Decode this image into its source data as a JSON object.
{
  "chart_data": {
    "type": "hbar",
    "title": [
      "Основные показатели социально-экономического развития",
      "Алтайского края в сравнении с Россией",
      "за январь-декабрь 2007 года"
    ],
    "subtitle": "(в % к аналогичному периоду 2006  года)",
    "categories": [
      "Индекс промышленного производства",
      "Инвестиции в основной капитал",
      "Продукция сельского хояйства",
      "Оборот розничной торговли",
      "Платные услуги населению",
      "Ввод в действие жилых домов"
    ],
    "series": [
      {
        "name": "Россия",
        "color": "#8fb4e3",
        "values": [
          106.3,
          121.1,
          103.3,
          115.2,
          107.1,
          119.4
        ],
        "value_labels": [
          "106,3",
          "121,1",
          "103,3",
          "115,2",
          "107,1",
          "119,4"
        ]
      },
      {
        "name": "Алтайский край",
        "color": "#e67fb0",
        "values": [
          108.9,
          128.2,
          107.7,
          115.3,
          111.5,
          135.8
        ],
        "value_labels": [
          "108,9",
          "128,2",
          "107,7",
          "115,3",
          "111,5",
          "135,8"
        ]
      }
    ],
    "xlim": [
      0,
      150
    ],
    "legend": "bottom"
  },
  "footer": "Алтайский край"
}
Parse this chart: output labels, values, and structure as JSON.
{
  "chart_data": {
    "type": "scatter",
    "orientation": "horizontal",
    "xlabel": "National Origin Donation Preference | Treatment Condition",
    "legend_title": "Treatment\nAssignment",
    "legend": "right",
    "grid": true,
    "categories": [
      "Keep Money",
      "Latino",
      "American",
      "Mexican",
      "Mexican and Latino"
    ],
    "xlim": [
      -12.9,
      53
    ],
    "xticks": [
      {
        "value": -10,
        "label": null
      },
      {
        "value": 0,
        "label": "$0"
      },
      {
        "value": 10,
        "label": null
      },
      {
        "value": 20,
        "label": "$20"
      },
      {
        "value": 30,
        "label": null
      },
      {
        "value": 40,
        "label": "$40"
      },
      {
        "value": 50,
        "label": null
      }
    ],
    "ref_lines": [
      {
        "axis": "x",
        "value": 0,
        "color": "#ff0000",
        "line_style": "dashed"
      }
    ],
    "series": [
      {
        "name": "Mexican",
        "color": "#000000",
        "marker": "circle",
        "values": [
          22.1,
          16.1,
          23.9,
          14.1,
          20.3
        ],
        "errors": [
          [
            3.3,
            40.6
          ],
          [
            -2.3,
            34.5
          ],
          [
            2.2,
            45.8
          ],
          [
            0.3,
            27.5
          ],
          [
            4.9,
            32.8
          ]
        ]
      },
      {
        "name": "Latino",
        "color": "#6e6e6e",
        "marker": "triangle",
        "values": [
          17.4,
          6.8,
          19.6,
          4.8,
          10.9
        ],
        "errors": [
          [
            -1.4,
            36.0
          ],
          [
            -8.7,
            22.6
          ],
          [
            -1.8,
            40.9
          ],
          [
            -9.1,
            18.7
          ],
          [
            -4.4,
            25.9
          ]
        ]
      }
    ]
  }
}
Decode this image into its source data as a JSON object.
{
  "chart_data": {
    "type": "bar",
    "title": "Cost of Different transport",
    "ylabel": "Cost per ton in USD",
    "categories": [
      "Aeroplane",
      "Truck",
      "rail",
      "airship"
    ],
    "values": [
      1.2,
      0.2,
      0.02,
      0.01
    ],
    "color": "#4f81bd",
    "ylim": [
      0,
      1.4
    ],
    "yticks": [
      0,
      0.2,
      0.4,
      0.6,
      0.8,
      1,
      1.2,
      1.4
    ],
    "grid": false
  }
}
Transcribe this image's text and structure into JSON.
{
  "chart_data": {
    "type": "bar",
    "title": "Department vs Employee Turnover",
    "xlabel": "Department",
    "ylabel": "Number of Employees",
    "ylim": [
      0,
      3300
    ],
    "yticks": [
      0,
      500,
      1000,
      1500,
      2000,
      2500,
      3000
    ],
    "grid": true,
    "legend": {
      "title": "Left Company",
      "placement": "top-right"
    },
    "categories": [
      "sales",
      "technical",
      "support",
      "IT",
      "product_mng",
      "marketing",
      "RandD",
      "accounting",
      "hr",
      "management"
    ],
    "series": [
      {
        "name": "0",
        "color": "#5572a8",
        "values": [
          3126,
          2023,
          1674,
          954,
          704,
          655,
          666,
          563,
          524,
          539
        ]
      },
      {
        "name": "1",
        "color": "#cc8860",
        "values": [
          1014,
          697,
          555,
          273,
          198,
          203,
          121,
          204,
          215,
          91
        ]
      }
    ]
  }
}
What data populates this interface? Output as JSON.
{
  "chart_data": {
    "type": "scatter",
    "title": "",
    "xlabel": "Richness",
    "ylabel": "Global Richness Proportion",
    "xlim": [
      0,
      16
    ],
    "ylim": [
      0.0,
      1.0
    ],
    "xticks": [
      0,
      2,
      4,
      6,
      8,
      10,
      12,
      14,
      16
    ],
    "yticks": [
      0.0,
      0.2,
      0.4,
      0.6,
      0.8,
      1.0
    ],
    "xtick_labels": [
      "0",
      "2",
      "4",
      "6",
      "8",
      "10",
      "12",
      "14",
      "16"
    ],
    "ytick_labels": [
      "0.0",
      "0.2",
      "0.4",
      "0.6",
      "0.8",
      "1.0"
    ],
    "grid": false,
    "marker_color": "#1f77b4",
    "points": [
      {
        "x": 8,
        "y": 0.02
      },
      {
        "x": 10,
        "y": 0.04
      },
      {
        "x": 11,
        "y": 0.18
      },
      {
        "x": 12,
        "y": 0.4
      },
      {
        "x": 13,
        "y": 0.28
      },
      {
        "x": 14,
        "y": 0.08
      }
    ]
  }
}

****

GOAL.
Return all the data exactly as given.

FULL OUTPUT.
Decode this image into its source data as a JSON object.
{
  "chart_data": {
    "type": "hbar",
    "title": [
      "Основные показатели социально-экономического развития",
      "Алтайского края в сравнении с Россией",
      "за январь-декабрь 2007 года"
    ],
    "subtitle": "(в % к аналогичному периоду 2006  года)",
    "categories": [
      "Индекс промышленного производства",
      "Инвестиции в основной капитал",
      "Продукция сельского хояйства",
      "Оборот розничной торговли",
      "Платные услуги населению",
      "Ввод в действие жилых домов"
    ],
    "series": [
      {
        "name": "Россия",
        "color": "#8fb4e3",
        "values": [
          106.3,
          121.1,
          103.3,
          115.2,
          107.1,
          119.4
        ],
        "value_labels": [
          "106,3",
          "121,1",
          "103,3",
          "115,2",
          "107,1",
          "119,4"
        ]
      },
      {
        "name": "Алтайский край",
        "color": "#e67fb0",
        "values": [
          108.9,
          128.2,
          107.7,
          115.3,
          111.5,
          135.8
        ],
        "value_labels": [
          "108,9",
          "128,2",
          "107,7",
          "115,3",
          "111,5",
          "135,8"
        ]
      }
    ],
    "xlim": [
      0,
      150
    ],
    "legend": "bottom"
  },
  "footer": "Алтайский край"
}
Parse this chart: output labels, values, and structure as JSON.
{
  "chart_data": {
    "type": "scatter",
    "orientation": "horizontal",
    "xlabel": "National Origin Donation Preference | Treatment Condition",
    "legend_title": "Treatment\nAssignment",
    "legend": "right",
    "grid": true,
    "categories": [
      "Keep Money",
      "Latino",
      "American",
      "Mexican",
      "Mexican and Latino"
    ],
    "xlim": [
      -12.9,
      53
    ],
    "xticks": [
      {
        "value": -10,
        "label": null
      },
      {
        "value": 0,
        "label": "$0"
      },
      {
        "value": 10,
        "label": null
      },
      {
        "value": 20,
        "label": "$20"
      },
      {
        "value": 30,
        "label": null
      },
      {
        "value": 40,
        "label": "$40"
      },
      {
        "value": 50,
        "label": null
      }
    ],
    "ref_lines": [
      {
        "axis": "x",
        "value": 0,
        "color": "#ff0000",
        "line_style": "dashed"
      }
    ],
    "series": [
      {
        "name": "Mexican",
        "color": "#000000",
        "marker": "circle",
        "values": [
          22.1,
          16.1,
          23.9,
          14.1,
          20.3
        ],
        "errors": [
          [
            3.3,
            40.6
          ],
          [
            -2.3,
            34.5
          ],
          [
            2.2,
            45.8
          ],
          [
            0.3,
            27.5
          ],
          [
            4.9,
            32.8
          ]
        ]
      },
      {
        "name": "Latino",
        "color": "#6e6e6e",
        "marker": "triangle",
        "values": [
          17.4,
          6.8,
          19.6,
          4.8,
          10.9
        ],
        "errors": [
          [
            -1.4,
            36.0
          ],
          [
            -8.7,
            22.6
          ],
          [
            -1.8,
            40.9
          ],
          [
            -9.1,
            18.7
          ],
          [
            -4.4,
            25.9
          ]
        ]
      }
    ]
  }
}
Decode this image into its source data as a JSON object.
{
  "chart_data": {
    "type": "bar",
    "title": "Cost of Different transport",
    "ylabel": "Cost per ton in USD",
    "categories": [
      "Aeroplane",
      "Truck",
      "rail",
      "airship"
    ],
    "values": [
      1.2,
      0.2,
      0.02,
      0.01
    ],
    "color": "#4f81bd",
    "ylim": [
      0,
      1.4
    ],
    "yticks": [
      0,
      0.2,
      0.4,
      0.6,
      0.8,
      1,
      1.2,
      1.4
    ],
    "grid": false
  }
}
Transcribe this image's text and structure into JSON.
{
  "chart_data": {
    "type": "bar",
    "title": "Department vs Employee Turnover",
    "xlabel": "Department",
    "ylabel": "Number of Employees",
    "ylim": [
      0,
      3300
    ],
    "yticks": [
      0,
      500,
      1000,
      1500,
      2000,
      2500,
      3000
    ],
    "grid": true,
    "legend": {
      "title": "Left Company",
      "placement": "top-right"
    },
    "categories": [
      "sales",
      "technical",
      "support",
      "IT",
      "product_mng",
      "marketing",
      "RandD",
      "accounting",
      "hr",
      "management"
    ],
    "series": [
      {
        "name": "0",
        "color": "#5572a8",
        "values": [
          3126,
          2023,
          1674,
          954,
          704,
          655,
          666,
          563,
          524,
          539
        ]
      },
      {
        "name": "1",
        "color": "#cc8860",
        "values": [
          1014,
          697,
          555,
          273,
          198,
          203,
          121,
          204,
          215,
          91
        ]
      }
    ]
  }
}
What data populates this interface? Output as JSON.
{
  "chart_data": {
    "type": "scatter",
    "title": "",
    "xlabel": "Richness",
    "ylabel": "Global Richness Proportion",
    "xlim": [
      0,
      16
    ],
    "ylim": [
      0.0,
      1.0
    ],
    "xticks": [
      0,
      2,
      4,
      6,
      8,
      10,
      12,
      14,
      16
    ],
    "yticks": [
      0.0,
      0.2,
      0.4,
      0.6,
      0.8,
      1.0
    ],
    "xtick_labels": [
      "0",
      "2",
      "4",
      "6",
      "8",
      "10",
      "12",
      "14",
      "16"
    ],
    "ytick_labels": [
      "0.0",
      "0.2",
      "0.4",
      "0.6",
      "0.8",
      "1.0"
    ],
    "grid": false,
    "marker_color": "#1f77b4",
    "points": [
      {
        "x": 8,
        "y": 0.02
      },
      {
        "x": 10,
        "y": 0.04
      },
      {
        "x": 11,
        "y": 0.18
      },
      {
        "x": 12,
        "y": 0.4
      },
      {
        "x": 13,
        "y": 0.28
      },
      {
        "x": 14,
        "y": 0.08
      }
    ]
  }
}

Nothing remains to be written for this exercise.